══ RECORD LIST

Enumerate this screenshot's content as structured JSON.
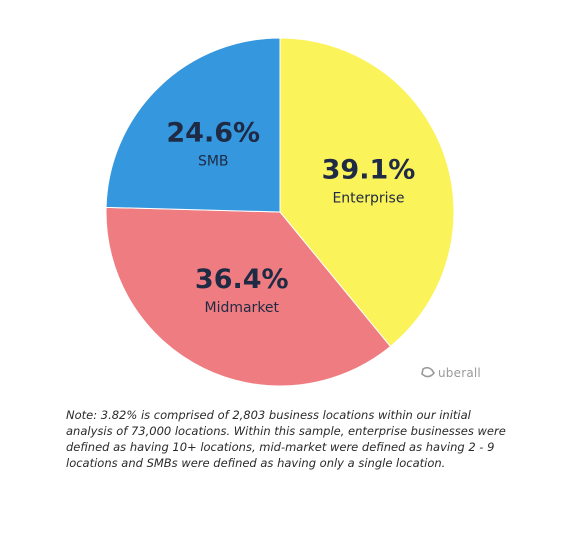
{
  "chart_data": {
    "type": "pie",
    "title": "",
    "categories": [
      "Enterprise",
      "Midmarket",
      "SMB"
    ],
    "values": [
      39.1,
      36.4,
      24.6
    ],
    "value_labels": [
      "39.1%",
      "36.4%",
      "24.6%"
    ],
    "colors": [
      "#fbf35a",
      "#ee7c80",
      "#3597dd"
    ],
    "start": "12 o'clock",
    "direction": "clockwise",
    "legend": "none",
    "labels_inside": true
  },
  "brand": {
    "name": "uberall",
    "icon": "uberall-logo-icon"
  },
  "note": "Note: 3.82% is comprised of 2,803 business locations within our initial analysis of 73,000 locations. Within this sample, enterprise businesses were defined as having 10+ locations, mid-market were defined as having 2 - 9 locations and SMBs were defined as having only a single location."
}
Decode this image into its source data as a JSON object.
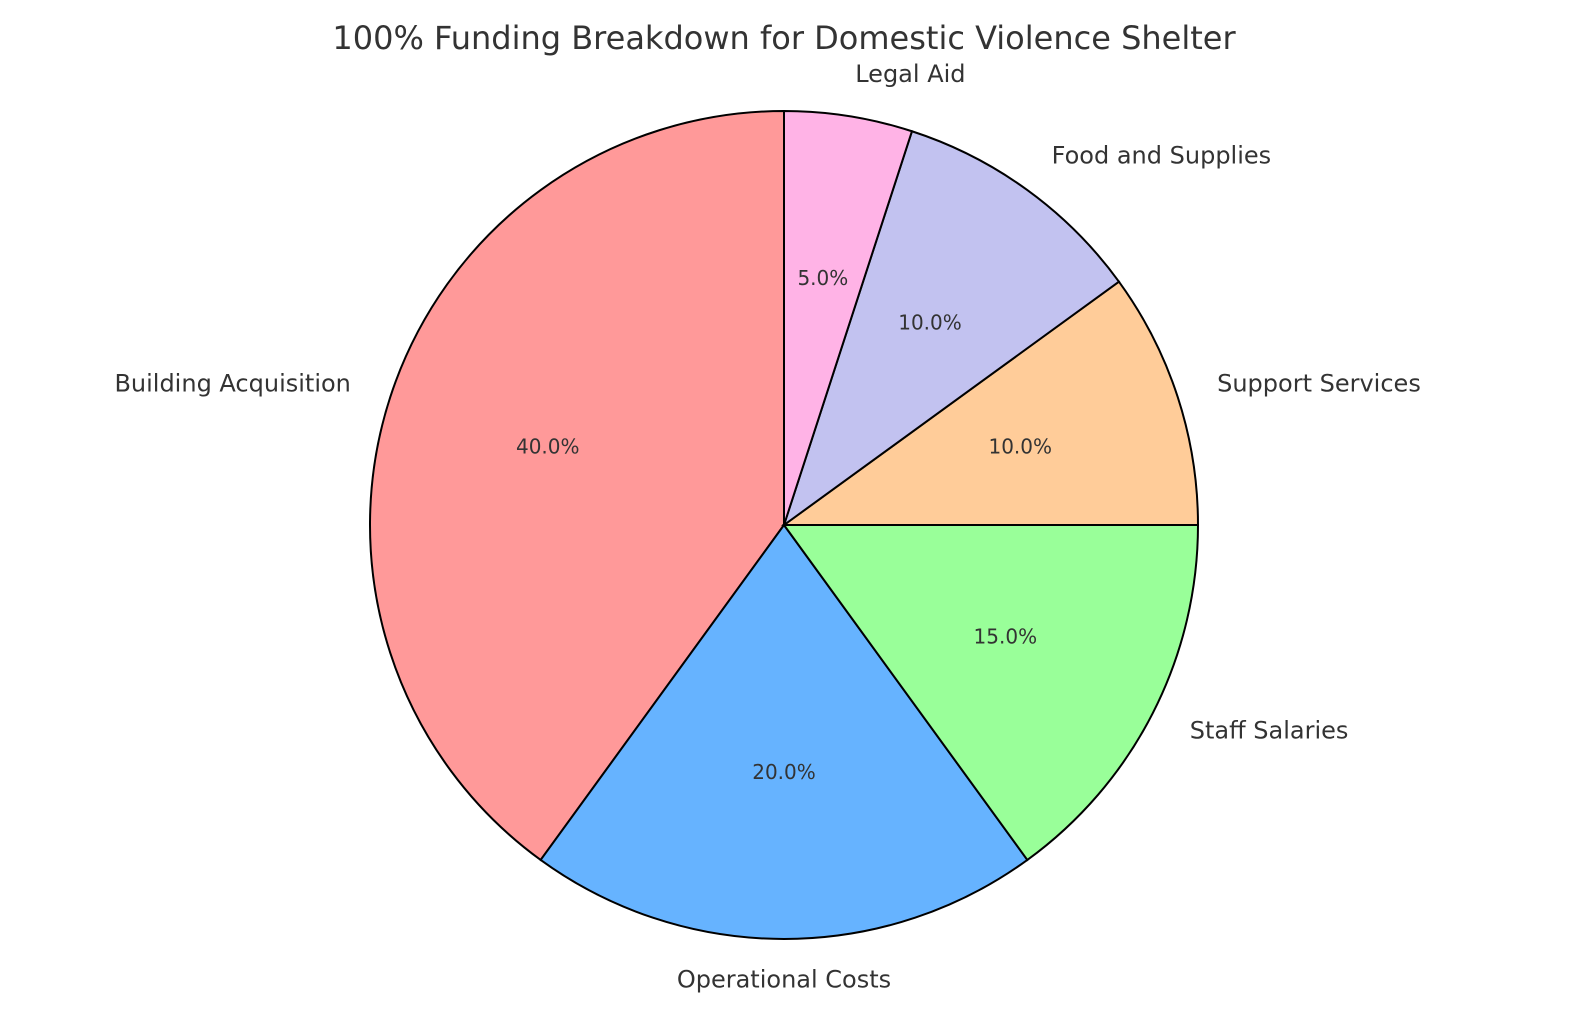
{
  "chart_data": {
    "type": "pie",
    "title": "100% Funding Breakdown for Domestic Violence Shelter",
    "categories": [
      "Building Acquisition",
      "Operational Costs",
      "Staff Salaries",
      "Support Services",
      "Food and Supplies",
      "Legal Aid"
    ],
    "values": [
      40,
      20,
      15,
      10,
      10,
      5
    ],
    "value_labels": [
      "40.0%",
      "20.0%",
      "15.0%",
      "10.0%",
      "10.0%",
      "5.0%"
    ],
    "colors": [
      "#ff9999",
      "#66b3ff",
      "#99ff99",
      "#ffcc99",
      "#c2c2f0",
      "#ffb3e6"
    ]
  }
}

════

_EXERCISE AIM_
Reproduce all the records verbatim, excluding images.

_WORKED ANSWER_
Enumerate this screenshot's content as structured JSON.
{
  "chart_data": {
    "type": "pie",
    "title": "",
    "categories": [
      "Enterprise",
      "Midmarket",
      "SMB"
    ],
    "values": [
      39.1,
      36.4,
      24.6
    ],
    "value_labels": [
      "39.1%",
      "36.4%",
      "24.6%"
    ],
    "colors": [
      "#fbf35a",
      "#ee7c80",
      "#3597dd"
    ],
    "start": "12 o'clock",
    "direction": "clockwise",
    "legend": "none",
    "labels_inside": true
  },
  "brand": {
    "name": "uberall",
    "icon": "uberall-logo-icon"
  },
  "note": "Note: 3.82% is comprised of 2,803 business locations within our initial analysis of 73,000 locations. Within this sample, enterprise businesses were defined as having 10+ locations, mid-market were defined as having 2 - 9 locations and SMBs were defined as having only a single location."
}
Decode this image into its source data as a JSON object.
{
  "chart_data": {
    "type": "pie",
    "title": "100% Funding Breakdown for Domestic Violence Shelter",
    "categories": [
      "Building Acquisition",
      "Operational Costs",
      "Staff Salaries",
      "Support Services",
      "Food and Supplies",
      "Legal Aid"
    ],
    "values": [
      40,
      20,
      15,
      10,
      10,
      5
    ],
    "value_labels": [
      "40.0%",
      "20.0%",
      "15.0%",
      "10.0%",
      "10.0%",
      "5.0%"
    ],
    "colors": [
      "#ff9999",
      "#66b3ff",
      "#99ff99",
      "#ffcc99",
      "#c2c2f0",
      "#ffb3e6"
    ]
  }
}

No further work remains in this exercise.